───── Available records ─────
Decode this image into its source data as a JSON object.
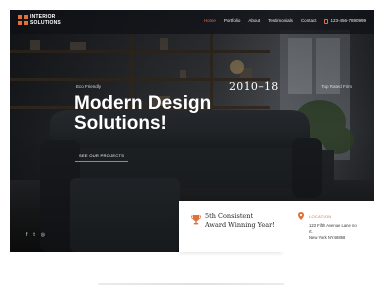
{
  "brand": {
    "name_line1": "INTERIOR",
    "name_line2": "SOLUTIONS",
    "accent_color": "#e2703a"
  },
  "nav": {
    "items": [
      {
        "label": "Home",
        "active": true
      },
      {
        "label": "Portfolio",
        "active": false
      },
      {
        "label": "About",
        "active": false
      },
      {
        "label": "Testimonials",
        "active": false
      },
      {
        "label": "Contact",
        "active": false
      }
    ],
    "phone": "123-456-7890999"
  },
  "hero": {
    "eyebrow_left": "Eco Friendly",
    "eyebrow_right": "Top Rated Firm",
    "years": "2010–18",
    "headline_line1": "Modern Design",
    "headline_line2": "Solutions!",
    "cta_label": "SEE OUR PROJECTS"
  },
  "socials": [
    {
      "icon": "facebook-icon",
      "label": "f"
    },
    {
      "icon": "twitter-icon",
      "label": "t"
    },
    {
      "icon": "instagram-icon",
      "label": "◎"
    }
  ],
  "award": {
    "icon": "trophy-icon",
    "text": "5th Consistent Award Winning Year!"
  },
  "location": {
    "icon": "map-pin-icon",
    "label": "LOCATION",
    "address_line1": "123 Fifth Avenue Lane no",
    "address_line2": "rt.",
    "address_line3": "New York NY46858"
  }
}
─────
## Objective
Pictures don't belong in the copy. Transcribe every record exactly as it appears.

## Exercise answer
Decode this image into its source data as a JSON object.
{
  "brand": {
    "name_line1": "INTERIOR",
    "name_line2": "SOLUTIONS",
    "accent_color": "#e2703a"
  },
  "nav": {
    "items": [
      {
        "label": "Home",
        "active": true
      },
      {
        "label": "Portfolio",
        "active": false
      },
      {
        "label": "About",
        "active": false
      },
      {
        "label": "Testimonials",
        "active": false
      },
      {
        "label": "Contact",
        "active": false
      }
    ],
    "phone": "123-456-7890999"
  },
  "hero": {
    "eyebrow_left": "Eco Friendly",
    "eyebrow_right": "Top Rated Firm",
    "years": "2010–18",
    "headline_line1": "Modern Design",
    "headline_line2": "Solutions!",
    "cta_label": "SEE OUR PROJECTS"
  },
  "socials": [
    {
      "icon": "facebook-icon",
      "label": "f"
    },
    {
      "icon": "twitter-icon",
      "label": "t"
    },
    {
      "icon": "instagram-icon",
      "label": "◎"
    }
  ],
  "award": {
    "icon": "trophy-icon",
    "text": "5th Consistent Award Winning Year!"
  },
  "location": {
    "icon": "map-pin-icon",
    "label": "LOCATION",
    "address_line1": "123 Fifth Avenue Lane no",
    "address_line2": "rt.",
    "address_line3": "New York NY46858"
  }
}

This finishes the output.